▸ Data records:

┄┄┄┄┄┄

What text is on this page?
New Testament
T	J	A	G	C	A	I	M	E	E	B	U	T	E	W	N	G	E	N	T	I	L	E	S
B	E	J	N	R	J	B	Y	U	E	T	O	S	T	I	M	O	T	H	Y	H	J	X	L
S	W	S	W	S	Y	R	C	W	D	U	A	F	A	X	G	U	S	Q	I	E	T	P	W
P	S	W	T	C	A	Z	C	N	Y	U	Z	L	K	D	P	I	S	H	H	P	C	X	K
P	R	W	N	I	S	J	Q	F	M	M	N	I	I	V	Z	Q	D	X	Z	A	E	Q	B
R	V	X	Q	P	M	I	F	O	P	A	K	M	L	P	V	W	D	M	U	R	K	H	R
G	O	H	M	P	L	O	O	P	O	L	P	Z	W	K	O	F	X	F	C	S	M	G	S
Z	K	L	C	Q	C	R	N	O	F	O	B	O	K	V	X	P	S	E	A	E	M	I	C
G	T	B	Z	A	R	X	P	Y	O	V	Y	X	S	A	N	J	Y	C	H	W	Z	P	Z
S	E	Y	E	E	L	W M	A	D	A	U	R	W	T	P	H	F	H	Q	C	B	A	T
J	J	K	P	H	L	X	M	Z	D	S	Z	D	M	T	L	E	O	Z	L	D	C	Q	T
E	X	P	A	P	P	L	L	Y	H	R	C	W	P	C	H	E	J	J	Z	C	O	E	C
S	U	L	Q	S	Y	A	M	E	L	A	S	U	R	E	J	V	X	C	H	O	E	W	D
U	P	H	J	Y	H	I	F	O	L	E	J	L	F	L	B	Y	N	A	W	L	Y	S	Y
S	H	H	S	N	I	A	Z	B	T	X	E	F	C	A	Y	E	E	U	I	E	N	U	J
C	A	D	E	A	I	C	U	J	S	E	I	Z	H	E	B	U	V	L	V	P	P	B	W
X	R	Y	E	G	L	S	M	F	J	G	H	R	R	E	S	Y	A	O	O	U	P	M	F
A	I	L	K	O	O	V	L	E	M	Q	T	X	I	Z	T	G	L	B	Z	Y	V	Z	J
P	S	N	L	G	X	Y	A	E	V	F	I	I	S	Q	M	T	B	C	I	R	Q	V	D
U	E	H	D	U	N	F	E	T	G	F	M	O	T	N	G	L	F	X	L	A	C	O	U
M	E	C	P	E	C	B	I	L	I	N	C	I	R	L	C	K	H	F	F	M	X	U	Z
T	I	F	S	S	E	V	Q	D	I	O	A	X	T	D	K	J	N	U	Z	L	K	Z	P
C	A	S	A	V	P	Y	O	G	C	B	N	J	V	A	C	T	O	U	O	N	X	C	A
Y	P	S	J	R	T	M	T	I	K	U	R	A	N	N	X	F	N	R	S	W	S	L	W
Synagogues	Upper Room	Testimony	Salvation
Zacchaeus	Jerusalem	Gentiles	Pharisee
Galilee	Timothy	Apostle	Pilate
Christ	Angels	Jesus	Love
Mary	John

┄┄┄┄┄┄

▸ Requirement: Quote every entry exactly.

▸ Task answer:
What text is on this page?
New Testament
T	J	A	G	C	A	I	M	E	E	B	U	T	E	W	N	G	E	N	T	I	L	E	S
B	E	J	N	R	J	B	Y	U	E	T	O	S	T	I	M	O	T	H	Y	H	J	X	L
S	W	S	W	S	Y	R	C	W	D	U	A	F	A	X	G	U	S	Q	I	E	T	P	W
P	S	W	T	C	A	Z	C	N	Y	U	Z	L	K	D	P	I	S	H	H	P	C	X	K
P	R	W	N	I	S	J	Q	F	M	M	N	I	I	V	Z	Q	D	X	Z	A	E	Q	B
R	V	X	Q	P	M	I	F	O	P	A	K	M	L	P	V	W	D	M	U	R	K	H	R
G	O	H	M	P	L	O	O	P	O	L	P	Z	W	K	O	F	X	F	C	S	M	G	S
Z	K	L	C	Q	C	R	N	O	F	O	B	O	K	V	X	P	S	E	A	E	M	I	C
G	T	B	Z	A	R	X	P	Y	O	V	Y	X	S	A	N	J	Y	C	H	W	Z	P	Z
S	E	Y	E	E	L	W M	A	D	A	U	R	W	T	P	H	F	H	Q	C	B	A	T
J	J	K	P	H	L	X	M	Z	D	S	Z	D	M	T	L	E	O	Z	L	D	C	Q	T
E	X	P	A	P	P	L	L	Y	H	R	C	W	P	C	H	E	J	J	Z	C	O	E	C
S	U	L	Q	S	Y	A	M	E	L	A	S	U	R	E	J	V	X	C	H	O	E	W	D
U	P	H	J	Y	H	I	F	O	L	E	J	L	F	L	B	Y	N	A	W	L	Y	S	Y
S	H	H	S	N	I	A	Z	B	T	X	E	F	C	A	Y	E	E	U	I	E	N	U	J
C	A	D	E	A	I	C	U	J	S	E	I	Z	H	E	B	U	V	L	V	P	P	B	W
X	R	Y	E	G	L	S	M	F	J	G	H	R	R	E	S	Y	A	O	O	U	P	M	F
A	I	L	K	O	O	V	L	E	M	Q	T	X	I	Z	T	G	L	B	Z	Y	V	Z	J
P	S	N	L	G	X	Y	A	E	V	F	I	I	S	Q	M	T	B	C	I	R	Q	V	D
U	E	H	D	U	N	F	E	T	G	F	M	O	T	N	G	L	F	X	L	A	C	O	U
M	E	C	P	E	C	B	I	L	I	N	C	I	R	L	C	K	H	F	F	M	X	U	Z
T	I	F	S	S	E	V	Q	D	I	O	A	X	T	D	K	J	N	U	Z	L	K	Z	P
C	A	S	A	V	P	Y	O	G	C	B	N	J	V	A	C	T	O	U	O	N	X	C	A
Y	P	S	J	R	T	M	T	I	K	U	R	A	N	N	X	F	N	R	S	W	S	L	W
Synagogues	Upper Room	Testimony	Salvation
Zacchaeus	Jerusalem	Gentiles	Pharisee
Galilee	Timothy	Apostle	Pilate
Christ	Angels	Jesus	Love
Mary	John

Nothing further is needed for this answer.